WHAT IS EXPECTED: Pick out the lines below with "description" and list them.

INPUT:
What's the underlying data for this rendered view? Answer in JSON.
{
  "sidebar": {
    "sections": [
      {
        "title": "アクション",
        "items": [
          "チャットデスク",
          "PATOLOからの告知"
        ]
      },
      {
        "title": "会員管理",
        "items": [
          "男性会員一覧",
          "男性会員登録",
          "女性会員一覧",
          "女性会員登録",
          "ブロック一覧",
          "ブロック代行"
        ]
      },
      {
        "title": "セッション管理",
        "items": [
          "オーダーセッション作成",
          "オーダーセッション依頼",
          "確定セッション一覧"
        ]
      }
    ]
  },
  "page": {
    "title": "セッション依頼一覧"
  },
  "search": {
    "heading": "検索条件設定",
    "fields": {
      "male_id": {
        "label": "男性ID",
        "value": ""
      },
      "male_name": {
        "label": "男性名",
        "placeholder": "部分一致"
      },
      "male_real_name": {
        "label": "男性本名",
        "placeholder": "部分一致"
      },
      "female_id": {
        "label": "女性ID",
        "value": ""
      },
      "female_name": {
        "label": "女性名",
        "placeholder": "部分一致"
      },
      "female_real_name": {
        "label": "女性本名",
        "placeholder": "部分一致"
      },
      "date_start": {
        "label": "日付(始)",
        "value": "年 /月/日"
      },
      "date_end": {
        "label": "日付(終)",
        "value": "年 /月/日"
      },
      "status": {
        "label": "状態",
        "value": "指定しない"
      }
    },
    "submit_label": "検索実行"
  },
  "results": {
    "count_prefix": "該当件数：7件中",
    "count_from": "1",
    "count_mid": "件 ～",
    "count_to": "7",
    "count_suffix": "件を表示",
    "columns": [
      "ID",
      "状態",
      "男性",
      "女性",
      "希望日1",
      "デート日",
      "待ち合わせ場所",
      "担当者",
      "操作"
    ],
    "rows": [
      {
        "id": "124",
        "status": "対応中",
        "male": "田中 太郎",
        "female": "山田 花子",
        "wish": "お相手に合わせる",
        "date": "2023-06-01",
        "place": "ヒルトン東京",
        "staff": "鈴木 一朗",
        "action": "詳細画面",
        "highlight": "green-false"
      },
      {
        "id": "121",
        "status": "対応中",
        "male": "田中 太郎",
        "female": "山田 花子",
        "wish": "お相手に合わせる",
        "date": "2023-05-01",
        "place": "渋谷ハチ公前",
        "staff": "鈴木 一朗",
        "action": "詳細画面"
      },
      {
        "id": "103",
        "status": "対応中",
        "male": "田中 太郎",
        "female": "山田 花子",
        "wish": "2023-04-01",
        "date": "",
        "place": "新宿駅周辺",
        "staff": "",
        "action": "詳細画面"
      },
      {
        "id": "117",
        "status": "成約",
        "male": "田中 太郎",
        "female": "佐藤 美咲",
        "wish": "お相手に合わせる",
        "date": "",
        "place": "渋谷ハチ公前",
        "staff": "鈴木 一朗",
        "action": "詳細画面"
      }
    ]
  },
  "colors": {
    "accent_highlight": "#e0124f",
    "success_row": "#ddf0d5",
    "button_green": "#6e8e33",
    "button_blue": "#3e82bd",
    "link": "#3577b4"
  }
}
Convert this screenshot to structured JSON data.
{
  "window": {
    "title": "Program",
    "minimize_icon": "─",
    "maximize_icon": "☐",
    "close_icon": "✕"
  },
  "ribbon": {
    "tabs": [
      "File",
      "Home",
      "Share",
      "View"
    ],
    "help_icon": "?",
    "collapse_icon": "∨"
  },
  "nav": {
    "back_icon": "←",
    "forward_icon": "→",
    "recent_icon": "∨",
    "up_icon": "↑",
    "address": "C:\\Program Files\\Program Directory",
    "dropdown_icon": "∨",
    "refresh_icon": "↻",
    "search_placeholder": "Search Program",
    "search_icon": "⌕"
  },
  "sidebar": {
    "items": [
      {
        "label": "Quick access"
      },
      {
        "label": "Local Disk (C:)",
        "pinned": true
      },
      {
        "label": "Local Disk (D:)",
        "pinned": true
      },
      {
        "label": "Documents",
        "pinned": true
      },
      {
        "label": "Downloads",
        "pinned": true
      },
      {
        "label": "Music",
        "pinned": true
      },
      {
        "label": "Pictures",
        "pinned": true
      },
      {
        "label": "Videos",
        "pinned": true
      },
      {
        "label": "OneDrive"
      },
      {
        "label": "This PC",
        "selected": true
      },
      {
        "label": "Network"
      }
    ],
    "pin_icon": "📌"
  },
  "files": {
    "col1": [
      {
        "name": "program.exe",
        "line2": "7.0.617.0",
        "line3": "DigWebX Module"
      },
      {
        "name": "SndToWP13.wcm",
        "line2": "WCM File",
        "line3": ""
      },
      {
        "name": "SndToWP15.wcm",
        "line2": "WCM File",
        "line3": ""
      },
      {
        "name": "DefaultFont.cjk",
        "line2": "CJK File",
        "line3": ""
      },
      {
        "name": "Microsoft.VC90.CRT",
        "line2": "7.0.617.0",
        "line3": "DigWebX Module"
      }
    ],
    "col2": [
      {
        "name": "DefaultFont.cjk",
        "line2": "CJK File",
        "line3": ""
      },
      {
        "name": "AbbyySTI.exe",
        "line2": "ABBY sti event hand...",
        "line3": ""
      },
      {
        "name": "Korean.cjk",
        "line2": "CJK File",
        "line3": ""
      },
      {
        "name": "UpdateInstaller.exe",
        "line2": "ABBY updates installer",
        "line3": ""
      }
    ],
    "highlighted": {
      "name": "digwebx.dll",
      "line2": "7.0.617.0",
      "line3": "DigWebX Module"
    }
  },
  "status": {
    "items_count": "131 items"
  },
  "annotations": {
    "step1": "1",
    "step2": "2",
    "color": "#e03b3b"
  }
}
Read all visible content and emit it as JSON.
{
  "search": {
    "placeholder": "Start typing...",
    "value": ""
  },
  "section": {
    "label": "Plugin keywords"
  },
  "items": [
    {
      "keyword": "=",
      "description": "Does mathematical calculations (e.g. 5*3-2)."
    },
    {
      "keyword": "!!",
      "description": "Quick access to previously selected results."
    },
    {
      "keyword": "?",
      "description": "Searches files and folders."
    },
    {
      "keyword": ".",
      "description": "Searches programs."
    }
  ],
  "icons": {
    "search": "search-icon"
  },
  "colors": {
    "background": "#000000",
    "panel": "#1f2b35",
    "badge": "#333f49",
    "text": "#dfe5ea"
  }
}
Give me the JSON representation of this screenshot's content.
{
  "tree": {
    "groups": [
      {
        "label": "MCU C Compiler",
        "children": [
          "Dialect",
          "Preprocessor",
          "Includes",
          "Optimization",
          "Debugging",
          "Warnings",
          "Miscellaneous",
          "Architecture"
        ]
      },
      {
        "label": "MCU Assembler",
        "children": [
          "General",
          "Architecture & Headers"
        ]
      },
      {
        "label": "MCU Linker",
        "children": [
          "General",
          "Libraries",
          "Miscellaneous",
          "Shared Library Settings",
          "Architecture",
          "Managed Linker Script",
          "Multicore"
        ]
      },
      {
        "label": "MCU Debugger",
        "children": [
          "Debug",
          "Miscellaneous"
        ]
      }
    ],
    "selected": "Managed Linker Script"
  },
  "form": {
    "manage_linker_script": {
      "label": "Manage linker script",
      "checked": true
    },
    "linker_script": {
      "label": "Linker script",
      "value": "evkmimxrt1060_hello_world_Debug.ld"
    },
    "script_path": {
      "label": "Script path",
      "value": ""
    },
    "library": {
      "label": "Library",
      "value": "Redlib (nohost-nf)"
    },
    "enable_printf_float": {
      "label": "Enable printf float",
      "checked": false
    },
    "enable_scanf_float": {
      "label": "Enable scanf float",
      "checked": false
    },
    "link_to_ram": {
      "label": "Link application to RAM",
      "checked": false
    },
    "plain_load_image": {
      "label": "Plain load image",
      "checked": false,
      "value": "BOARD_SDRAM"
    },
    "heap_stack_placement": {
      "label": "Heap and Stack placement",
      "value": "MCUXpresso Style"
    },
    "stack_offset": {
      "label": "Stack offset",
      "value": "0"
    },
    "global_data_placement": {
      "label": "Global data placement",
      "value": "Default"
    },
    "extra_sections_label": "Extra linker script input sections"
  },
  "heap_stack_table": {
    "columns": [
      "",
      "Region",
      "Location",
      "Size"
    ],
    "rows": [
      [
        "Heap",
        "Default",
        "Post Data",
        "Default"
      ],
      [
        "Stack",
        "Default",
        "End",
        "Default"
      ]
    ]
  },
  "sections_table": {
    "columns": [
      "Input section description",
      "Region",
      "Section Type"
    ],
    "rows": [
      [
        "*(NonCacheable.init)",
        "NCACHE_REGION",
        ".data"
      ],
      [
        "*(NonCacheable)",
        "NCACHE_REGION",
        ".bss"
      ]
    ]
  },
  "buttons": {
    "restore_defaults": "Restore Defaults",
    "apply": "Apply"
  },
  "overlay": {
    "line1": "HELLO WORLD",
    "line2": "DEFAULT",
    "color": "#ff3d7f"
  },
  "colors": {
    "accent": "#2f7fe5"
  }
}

THE RESPONSE:
      "description": "Does mathematical calculations (e.g. 5*3-2)."
      "description": "Quick access to previously selected results."
      "description": "Searches files and folders."
      "description": "Searches programs."
      "Input section description",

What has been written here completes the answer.